Exercise: Pick out each line of the records in which the word "JSON" appears.

++++++++

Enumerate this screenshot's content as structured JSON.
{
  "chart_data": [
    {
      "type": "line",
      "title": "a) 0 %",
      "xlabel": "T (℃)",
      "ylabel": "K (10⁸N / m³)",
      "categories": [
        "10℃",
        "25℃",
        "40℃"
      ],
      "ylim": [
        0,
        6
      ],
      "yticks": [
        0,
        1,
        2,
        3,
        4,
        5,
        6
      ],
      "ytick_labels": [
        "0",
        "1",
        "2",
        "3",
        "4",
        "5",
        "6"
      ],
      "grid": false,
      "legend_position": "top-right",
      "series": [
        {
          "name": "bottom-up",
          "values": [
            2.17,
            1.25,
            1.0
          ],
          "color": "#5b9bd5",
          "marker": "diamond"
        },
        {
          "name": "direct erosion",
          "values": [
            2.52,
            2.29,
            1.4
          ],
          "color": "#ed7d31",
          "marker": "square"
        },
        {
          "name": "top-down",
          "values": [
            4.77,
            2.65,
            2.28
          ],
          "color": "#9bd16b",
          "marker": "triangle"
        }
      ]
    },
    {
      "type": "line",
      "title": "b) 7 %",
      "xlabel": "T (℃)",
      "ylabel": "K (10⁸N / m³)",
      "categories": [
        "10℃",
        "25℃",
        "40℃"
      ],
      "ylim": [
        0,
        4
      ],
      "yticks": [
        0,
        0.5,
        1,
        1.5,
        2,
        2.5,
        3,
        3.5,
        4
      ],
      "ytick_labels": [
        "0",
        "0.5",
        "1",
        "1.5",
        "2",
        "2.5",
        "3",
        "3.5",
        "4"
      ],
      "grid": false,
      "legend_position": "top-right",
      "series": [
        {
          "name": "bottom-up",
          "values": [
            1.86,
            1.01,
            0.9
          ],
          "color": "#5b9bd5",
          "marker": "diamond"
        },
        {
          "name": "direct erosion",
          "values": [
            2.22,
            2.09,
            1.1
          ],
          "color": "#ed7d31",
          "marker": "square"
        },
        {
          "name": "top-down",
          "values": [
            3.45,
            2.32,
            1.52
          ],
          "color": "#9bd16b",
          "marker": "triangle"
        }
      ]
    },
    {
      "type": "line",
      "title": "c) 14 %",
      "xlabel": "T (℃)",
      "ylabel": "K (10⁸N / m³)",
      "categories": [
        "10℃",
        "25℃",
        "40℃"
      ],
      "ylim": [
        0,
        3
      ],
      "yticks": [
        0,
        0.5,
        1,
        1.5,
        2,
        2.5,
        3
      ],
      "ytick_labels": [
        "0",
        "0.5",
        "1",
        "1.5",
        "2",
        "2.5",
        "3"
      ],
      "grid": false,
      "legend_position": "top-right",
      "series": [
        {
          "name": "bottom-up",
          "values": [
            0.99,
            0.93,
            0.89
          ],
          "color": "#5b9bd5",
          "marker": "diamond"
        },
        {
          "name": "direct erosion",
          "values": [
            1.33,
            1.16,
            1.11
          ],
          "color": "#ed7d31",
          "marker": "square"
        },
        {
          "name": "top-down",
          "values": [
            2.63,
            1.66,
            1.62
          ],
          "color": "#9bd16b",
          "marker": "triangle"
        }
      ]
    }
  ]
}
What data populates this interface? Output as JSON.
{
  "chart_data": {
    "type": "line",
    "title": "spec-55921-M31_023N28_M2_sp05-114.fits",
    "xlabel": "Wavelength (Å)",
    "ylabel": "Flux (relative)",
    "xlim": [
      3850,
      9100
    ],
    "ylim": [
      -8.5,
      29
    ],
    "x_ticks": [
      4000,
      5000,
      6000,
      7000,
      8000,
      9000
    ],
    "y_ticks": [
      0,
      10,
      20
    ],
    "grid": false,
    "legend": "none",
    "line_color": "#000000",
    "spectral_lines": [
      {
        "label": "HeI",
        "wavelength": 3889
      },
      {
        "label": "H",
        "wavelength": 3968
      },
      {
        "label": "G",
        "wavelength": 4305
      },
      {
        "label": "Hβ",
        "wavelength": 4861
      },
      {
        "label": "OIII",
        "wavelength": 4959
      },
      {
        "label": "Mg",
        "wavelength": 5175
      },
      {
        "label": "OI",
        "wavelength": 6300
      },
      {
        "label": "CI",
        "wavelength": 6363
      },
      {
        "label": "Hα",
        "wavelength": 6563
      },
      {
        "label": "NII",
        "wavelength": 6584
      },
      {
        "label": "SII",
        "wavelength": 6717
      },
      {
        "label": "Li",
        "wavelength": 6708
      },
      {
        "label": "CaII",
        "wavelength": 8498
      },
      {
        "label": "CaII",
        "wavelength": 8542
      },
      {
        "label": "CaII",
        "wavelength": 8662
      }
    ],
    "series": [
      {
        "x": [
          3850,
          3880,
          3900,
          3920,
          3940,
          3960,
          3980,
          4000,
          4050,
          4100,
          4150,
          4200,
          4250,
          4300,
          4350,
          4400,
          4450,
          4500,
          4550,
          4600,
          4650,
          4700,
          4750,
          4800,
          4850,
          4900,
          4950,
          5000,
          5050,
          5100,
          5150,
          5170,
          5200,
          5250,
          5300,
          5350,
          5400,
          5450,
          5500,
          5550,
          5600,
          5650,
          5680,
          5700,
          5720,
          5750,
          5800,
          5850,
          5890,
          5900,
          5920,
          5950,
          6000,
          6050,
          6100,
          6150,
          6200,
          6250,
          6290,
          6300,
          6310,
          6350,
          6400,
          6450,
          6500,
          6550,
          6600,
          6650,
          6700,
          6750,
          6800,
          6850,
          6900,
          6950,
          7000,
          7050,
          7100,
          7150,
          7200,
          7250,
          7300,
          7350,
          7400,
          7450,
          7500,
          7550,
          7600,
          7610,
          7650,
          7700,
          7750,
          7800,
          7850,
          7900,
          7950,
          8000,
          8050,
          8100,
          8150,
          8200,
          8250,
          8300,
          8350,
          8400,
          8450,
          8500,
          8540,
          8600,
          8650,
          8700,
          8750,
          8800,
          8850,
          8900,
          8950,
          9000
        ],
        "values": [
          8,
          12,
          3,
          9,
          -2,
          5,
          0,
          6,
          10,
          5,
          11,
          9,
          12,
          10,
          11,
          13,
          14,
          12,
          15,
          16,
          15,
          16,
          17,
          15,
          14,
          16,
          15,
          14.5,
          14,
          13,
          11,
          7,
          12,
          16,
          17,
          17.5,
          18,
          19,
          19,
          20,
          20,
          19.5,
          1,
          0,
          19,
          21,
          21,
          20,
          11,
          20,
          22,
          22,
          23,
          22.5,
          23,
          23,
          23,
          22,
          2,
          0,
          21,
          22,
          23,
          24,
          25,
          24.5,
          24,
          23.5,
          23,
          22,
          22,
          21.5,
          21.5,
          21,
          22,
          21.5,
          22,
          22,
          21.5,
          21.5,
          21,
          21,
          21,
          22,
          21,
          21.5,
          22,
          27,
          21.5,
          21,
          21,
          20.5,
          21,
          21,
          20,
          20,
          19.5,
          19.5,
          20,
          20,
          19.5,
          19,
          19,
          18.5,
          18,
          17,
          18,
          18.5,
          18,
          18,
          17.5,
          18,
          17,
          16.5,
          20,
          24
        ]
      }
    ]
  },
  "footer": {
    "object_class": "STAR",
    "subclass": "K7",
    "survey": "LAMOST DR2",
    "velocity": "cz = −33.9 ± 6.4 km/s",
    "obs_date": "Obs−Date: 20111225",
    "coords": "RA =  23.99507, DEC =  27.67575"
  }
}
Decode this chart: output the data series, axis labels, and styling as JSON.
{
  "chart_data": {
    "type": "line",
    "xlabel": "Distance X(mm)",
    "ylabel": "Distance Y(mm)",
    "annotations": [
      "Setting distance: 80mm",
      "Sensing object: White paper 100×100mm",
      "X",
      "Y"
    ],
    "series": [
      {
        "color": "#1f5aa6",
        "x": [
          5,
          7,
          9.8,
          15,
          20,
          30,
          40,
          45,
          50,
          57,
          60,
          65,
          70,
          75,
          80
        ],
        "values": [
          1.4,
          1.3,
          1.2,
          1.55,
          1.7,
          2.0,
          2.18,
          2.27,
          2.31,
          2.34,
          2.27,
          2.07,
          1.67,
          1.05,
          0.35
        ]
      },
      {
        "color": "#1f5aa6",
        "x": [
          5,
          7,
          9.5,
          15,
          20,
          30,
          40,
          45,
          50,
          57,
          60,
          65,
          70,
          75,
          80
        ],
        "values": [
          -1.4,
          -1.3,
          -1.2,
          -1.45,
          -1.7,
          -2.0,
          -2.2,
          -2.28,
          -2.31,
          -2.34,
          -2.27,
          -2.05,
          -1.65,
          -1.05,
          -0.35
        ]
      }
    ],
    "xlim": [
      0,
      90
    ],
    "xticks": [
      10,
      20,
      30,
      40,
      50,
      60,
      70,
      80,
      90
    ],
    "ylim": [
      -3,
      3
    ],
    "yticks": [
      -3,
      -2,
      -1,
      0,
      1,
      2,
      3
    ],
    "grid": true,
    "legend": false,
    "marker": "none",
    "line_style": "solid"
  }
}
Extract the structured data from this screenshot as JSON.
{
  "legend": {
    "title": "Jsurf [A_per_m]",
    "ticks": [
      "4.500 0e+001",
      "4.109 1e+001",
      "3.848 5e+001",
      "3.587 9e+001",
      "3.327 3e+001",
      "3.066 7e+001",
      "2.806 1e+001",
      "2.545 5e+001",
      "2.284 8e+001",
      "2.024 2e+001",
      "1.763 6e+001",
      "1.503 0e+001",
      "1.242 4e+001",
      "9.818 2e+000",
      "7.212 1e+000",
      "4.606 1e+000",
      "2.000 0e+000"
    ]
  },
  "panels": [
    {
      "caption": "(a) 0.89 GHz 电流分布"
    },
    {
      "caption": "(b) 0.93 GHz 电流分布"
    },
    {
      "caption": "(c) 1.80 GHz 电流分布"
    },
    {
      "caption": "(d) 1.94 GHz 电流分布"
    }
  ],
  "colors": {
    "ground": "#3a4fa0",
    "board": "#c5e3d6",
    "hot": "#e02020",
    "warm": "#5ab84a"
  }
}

++++++++

Exercise response:
Enumerate this screenshot's content as structured JSON.
What data populates this interface? Output as JSON.
Decode this chart: output the data series, axis labels, and styling as JSON.
Extract the structured data from this screenshot as JSON.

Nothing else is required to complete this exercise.